— BEGIN —

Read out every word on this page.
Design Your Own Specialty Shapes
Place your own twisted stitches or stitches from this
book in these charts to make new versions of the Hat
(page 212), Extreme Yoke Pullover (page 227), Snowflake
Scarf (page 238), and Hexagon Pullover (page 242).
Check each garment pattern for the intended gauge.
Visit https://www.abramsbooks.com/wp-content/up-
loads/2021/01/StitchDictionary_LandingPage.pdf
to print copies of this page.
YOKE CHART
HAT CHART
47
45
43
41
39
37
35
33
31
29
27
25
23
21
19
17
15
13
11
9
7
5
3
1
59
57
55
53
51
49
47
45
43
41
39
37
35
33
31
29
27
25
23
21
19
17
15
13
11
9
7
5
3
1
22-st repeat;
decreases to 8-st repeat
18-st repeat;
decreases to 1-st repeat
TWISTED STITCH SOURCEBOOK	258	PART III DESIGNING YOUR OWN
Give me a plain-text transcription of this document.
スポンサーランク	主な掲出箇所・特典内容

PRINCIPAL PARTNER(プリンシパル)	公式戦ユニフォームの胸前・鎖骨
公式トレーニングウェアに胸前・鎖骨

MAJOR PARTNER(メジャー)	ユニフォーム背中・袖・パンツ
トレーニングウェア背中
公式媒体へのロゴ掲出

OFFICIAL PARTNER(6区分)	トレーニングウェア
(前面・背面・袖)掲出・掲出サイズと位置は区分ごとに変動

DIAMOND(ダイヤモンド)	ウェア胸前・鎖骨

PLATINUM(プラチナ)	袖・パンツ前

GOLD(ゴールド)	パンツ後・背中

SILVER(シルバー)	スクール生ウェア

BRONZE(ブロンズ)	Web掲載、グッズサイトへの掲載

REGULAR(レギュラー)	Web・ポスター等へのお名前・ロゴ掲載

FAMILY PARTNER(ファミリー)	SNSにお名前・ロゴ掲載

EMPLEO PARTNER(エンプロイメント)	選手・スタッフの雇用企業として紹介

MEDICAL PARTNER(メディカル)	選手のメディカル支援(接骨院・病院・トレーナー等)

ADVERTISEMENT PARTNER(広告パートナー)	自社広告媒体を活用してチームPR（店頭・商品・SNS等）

— END —

• **YOUR INSTRUCTIONS**
Give only the number of lines that include the word "ロゴ掲載".

• **TASK SOLUTION**
2